### [What needs to be done]
From the records below, copy every line that contains the word "type".

[Dataset rows about figures]
start

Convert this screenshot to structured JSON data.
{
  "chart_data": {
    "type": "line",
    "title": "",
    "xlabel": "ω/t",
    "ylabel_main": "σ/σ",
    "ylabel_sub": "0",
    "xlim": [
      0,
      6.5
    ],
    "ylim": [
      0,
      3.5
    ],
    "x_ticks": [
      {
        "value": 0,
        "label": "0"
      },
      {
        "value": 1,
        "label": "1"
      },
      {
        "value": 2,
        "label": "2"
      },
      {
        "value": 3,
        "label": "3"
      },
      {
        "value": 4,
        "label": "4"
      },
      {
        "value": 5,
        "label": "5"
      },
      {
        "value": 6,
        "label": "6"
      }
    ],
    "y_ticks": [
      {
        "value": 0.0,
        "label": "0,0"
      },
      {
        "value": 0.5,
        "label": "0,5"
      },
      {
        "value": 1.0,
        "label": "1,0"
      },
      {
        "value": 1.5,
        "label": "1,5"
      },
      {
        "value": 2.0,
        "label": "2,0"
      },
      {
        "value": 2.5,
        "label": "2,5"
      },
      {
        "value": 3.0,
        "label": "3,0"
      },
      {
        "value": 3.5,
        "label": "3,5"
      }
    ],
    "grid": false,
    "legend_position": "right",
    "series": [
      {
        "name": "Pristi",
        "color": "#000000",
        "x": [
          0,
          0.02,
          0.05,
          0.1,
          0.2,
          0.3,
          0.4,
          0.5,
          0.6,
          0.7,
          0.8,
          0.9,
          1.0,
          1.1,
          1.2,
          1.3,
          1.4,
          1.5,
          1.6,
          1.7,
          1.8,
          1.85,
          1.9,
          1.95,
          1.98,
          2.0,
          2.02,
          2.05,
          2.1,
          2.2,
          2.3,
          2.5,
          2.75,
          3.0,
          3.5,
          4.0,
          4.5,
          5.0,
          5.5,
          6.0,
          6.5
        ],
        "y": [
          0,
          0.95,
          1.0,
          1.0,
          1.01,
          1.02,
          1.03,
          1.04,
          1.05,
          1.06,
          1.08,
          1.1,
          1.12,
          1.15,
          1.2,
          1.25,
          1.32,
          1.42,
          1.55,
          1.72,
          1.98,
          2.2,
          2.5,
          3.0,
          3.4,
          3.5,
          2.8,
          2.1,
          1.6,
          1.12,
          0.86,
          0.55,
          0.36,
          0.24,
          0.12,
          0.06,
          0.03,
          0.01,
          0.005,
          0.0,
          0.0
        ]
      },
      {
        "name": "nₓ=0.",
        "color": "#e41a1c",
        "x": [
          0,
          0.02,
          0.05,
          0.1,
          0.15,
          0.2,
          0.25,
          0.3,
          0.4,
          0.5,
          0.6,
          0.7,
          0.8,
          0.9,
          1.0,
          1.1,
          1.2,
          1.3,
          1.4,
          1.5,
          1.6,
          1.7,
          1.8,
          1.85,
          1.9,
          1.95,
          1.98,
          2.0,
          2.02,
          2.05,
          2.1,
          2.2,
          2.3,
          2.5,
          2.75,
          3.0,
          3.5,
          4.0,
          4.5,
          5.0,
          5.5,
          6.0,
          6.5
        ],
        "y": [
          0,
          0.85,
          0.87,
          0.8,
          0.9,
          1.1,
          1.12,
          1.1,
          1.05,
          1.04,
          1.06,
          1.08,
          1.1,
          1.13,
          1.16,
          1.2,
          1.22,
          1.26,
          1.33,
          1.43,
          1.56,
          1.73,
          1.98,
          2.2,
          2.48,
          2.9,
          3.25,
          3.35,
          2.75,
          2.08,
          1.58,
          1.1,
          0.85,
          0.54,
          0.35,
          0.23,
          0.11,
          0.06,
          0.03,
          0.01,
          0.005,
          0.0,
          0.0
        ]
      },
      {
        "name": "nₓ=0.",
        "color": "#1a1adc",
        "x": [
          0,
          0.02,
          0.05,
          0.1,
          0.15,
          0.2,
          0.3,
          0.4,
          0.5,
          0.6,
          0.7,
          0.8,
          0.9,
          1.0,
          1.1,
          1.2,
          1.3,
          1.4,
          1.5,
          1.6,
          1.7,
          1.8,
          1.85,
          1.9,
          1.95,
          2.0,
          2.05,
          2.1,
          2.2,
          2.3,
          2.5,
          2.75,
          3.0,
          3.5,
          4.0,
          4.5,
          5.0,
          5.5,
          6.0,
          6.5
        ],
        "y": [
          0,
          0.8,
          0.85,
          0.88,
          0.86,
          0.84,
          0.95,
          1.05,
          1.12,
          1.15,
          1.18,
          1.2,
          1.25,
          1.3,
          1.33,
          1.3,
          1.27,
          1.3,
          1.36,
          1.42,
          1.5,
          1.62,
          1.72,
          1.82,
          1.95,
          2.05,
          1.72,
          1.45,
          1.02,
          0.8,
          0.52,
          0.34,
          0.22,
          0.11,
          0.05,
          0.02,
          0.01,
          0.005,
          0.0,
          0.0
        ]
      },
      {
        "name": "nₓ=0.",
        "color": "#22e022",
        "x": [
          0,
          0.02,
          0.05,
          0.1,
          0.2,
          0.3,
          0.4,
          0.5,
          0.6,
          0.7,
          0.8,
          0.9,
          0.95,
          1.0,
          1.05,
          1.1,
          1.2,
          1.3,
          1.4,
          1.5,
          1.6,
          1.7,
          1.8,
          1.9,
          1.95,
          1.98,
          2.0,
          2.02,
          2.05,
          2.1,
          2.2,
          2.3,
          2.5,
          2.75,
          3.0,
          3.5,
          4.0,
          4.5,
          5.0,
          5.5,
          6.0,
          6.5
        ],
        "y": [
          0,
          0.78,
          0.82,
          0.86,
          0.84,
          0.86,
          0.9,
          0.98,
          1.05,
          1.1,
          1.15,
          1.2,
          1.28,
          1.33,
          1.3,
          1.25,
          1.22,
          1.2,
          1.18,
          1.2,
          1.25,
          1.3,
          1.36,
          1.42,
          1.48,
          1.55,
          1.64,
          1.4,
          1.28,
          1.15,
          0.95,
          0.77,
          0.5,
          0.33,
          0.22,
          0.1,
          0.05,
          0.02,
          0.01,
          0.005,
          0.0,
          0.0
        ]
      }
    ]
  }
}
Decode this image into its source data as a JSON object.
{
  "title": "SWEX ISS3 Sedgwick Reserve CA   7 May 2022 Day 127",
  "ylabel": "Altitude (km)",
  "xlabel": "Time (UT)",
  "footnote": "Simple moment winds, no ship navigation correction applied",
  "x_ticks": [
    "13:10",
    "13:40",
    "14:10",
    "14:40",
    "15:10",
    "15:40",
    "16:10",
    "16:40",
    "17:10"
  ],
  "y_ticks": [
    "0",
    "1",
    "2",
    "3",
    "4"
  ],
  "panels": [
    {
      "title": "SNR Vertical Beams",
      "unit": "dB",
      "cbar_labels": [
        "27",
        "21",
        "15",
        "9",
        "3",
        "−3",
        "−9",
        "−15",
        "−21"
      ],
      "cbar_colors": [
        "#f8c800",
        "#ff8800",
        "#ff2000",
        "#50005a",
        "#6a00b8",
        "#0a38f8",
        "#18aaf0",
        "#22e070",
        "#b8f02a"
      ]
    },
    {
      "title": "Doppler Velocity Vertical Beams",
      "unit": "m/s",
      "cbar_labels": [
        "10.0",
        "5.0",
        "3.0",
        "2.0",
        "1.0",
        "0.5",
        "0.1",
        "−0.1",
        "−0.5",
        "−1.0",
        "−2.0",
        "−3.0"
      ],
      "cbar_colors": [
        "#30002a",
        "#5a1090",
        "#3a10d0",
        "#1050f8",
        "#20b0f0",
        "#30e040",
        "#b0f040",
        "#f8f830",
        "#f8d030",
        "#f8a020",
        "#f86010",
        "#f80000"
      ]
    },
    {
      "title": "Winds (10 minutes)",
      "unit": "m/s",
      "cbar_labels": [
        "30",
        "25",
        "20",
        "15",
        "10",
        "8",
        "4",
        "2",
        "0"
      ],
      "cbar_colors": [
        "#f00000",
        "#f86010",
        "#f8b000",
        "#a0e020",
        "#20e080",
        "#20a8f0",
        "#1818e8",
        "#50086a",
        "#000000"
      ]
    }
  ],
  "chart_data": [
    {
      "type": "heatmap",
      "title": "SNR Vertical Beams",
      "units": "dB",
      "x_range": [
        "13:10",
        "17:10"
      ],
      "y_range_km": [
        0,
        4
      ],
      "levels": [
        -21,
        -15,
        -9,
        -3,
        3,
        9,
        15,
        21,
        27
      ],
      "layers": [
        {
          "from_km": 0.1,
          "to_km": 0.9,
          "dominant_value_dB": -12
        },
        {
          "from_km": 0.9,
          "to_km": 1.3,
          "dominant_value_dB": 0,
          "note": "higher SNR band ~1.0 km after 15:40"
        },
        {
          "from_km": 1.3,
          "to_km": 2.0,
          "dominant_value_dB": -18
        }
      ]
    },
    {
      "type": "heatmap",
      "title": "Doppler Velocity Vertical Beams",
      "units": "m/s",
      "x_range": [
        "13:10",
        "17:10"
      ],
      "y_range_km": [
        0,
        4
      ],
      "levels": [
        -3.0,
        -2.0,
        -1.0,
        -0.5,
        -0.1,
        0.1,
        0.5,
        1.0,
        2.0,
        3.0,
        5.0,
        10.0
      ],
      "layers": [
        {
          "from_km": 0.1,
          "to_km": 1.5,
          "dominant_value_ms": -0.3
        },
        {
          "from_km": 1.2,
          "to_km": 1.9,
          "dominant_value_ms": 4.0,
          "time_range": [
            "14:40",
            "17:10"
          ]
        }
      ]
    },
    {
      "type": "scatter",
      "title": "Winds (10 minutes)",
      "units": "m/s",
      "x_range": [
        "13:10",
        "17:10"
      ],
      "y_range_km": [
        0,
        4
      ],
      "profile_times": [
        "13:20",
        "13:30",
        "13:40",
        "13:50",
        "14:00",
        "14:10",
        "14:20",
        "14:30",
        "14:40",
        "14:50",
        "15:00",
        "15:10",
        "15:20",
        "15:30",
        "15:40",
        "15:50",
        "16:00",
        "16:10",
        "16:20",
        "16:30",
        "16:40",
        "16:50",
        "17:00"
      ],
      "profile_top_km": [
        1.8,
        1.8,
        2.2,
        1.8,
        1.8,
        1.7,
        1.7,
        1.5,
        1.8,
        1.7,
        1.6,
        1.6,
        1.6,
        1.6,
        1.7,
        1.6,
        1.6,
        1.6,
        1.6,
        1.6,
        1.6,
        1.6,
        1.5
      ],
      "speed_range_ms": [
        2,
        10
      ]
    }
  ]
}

end

### [Written answer]
    "type": "line",
      "type": "heatmap",
      "type": "heatmap",
      "type": "scatter",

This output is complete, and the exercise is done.